### EXTRACTED DATA
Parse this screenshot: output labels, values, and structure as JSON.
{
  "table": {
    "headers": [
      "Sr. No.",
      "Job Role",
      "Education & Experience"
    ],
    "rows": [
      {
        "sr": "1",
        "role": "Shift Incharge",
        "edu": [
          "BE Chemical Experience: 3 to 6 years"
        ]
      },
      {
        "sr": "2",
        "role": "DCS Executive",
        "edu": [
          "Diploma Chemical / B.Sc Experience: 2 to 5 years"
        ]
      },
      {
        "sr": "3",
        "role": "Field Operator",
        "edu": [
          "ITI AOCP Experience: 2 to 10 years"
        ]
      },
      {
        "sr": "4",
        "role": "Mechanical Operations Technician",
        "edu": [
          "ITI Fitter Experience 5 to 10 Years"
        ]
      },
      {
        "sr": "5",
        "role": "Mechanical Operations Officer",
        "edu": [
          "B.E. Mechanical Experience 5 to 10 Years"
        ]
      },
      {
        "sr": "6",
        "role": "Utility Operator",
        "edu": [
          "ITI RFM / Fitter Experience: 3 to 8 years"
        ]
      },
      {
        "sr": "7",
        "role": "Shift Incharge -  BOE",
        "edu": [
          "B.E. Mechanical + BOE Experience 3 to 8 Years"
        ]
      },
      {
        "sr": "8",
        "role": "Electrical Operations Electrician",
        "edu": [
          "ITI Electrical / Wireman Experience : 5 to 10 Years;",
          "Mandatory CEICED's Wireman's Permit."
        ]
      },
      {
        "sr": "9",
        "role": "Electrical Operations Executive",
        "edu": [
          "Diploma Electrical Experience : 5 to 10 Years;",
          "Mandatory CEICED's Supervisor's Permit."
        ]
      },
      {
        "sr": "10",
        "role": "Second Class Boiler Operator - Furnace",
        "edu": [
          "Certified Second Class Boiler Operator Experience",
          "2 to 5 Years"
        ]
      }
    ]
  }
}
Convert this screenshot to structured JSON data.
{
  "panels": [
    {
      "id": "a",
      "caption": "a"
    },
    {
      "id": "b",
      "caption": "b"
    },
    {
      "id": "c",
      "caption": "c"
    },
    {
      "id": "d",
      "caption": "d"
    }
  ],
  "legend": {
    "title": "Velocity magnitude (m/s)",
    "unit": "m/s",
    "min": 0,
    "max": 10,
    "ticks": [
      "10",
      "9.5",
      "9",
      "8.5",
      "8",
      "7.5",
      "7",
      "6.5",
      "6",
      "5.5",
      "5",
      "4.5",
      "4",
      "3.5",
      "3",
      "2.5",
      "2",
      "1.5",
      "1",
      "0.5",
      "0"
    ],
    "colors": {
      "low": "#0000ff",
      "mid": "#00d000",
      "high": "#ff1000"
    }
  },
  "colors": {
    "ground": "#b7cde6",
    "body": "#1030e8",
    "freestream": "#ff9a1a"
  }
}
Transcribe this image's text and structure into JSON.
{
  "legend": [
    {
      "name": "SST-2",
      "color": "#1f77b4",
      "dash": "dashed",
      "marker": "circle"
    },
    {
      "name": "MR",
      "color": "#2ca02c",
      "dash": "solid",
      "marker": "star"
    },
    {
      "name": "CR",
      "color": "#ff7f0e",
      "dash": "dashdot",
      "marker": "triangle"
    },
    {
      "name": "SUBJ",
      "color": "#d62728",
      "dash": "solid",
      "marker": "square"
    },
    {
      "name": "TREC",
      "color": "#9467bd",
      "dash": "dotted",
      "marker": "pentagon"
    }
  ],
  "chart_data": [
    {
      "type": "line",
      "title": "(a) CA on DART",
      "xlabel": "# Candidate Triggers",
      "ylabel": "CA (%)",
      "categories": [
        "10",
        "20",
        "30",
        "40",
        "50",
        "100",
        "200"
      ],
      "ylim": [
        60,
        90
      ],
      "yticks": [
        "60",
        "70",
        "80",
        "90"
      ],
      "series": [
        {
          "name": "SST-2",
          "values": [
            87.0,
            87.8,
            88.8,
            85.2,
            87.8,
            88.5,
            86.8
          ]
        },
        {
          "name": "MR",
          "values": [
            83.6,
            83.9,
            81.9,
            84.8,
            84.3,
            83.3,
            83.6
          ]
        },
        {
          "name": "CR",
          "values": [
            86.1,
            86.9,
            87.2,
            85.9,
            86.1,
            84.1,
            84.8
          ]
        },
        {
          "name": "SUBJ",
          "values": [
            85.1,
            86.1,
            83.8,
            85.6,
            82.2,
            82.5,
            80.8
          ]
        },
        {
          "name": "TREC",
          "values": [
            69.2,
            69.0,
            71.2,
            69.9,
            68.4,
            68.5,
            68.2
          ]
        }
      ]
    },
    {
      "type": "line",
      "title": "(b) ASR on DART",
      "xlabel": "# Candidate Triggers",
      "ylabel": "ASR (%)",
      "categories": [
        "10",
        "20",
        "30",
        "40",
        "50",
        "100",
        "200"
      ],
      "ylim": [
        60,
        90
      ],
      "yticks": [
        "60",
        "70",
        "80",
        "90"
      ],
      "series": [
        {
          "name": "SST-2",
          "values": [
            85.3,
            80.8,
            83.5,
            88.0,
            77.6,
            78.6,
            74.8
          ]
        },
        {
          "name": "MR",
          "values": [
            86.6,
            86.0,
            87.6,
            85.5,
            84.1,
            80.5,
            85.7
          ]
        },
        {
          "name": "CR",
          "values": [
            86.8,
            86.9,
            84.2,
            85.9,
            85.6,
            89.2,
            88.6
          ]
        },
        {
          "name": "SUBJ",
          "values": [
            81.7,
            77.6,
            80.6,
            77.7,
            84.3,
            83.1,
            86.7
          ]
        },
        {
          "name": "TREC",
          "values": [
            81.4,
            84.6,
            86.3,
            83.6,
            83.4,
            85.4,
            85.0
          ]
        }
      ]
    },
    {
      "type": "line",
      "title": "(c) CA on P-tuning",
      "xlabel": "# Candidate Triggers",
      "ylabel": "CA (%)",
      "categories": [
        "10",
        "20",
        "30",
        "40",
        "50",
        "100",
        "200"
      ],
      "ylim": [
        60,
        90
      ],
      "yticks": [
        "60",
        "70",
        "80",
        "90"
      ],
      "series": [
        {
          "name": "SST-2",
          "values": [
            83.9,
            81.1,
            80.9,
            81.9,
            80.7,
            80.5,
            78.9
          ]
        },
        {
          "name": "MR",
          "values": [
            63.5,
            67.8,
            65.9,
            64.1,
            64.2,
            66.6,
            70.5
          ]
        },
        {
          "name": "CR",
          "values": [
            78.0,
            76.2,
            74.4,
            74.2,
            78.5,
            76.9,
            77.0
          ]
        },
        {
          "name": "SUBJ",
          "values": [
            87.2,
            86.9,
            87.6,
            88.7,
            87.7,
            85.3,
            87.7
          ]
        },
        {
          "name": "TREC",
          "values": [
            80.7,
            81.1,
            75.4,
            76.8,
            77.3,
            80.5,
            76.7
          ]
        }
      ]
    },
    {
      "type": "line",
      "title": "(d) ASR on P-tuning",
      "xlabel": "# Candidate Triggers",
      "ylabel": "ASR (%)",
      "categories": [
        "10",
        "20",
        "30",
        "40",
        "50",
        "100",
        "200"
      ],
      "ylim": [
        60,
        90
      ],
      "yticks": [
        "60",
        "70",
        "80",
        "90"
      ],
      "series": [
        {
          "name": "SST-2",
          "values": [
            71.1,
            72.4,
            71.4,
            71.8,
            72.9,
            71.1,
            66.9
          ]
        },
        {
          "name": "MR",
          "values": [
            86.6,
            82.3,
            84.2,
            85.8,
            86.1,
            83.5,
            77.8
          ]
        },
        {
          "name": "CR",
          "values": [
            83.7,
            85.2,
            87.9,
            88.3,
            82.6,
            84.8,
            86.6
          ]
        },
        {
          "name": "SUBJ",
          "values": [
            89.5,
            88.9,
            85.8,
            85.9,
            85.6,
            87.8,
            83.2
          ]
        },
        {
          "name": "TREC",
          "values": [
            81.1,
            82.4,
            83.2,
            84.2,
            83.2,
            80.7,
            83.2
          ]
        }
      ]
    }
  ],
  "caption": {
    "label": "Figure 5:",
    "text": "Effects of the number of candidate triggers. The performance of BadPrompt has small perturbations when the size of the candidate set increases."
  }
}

### GIVEN PROBLEM
Copy out each line of the material that holds the word "Electrical".

### TASK SOLUTION
        "role": "Electrical Operations Electrician",
          "ITI Electrical / Wireman Experience : 5 to 10 Years;",
        "role": "Electrical Operations Executive",
          "Diploma Electrical Experience : 5 to 10 Years;",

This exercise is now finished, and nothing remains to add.